## PROBLEM TO WORK ON
In the listing below, locate the line containing "Extract the structured"; reproduce that line and all lines that follow it, unchanged.

Excerpt from a dataset

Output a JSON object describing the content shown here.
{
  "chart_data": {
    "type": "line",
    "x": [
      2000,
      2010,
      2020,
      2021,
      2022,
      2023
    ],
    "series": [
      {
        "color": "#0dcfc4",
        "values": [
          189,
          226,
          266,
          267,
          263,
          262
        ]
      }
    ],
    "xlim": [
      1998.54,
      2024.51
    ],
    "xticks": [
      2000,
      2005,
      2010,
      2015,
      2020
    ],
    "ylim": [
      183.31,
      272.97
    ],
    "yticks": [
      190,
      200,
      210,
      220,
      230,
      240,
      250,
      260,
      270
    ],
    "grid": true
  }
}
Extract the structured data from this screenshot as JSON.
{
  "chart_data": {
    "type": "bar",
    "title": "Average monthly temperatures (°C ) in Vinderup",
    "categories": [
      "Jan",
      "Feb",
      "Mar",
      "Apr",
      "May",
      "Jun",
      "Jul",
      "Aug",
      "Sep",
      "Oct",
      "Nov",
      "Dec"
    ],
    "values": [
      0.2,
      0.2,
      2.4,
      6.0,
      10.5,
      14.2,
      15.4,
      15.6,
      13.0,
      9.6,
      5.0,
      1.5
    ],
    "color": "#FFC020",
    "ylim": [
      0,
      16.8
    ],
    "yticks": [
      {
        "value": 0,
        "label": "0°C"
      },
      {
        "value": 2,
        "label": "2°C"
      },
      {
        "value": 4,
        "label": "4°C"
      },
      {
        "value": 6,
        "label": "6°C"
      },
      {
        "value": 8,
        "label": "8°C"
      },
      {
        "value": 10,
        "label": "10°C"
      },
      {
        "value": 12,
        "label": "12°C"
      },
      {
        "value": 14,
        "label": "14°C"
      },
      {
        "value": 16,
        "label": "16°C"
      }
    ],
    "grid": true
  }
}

## TASK OUTPUT
Extract the structured data from this screenshot as JSON.
{
  "chart_data": {
    "type": "bar",
    "title": "Average monthly temperatures (°C ) in Vinderup",
    "categories": [
      "Jan",
      "Feb",
      "Mar",
      "Apr",
      "May",
      "Jun",
      "Jul",
      "Aug",
      "Sep",
      "Oct",
      "Nov",
      "Dec"
    ],
    "values": [
      0.2,
      0.2,
      2.4,
      6.0,
      10.5,
      14.2,
      15.4,
      15.6,
      13.0,
      9.6,
      5.0,
      1.5
    ],
    "color": "#FFC020",
    "ylim": [
      0,
      16.8
    ],
    "yticks": [
      {
        "value": 0,
        "label": "0°C"
      },
      {
        "value": 2,
        "label": "2°C"
      },
      {
        "value": 4,
        "label": "4°C"
      },
      {
        "value": 6,
        "label": "6°C"
      },
      {
        "value": 8,
        "label": "8°C"
      },
      {
        "value": 10,
        "label": "10°C"
      },
      {
        "value": 12,
        "label": "12°C"
      },
      {
        "value": 14,
        "label": "14°C"
      },
      {
        "value": 16,
        "label": "16°C"
      }
    ],
    "grid": true
  }
}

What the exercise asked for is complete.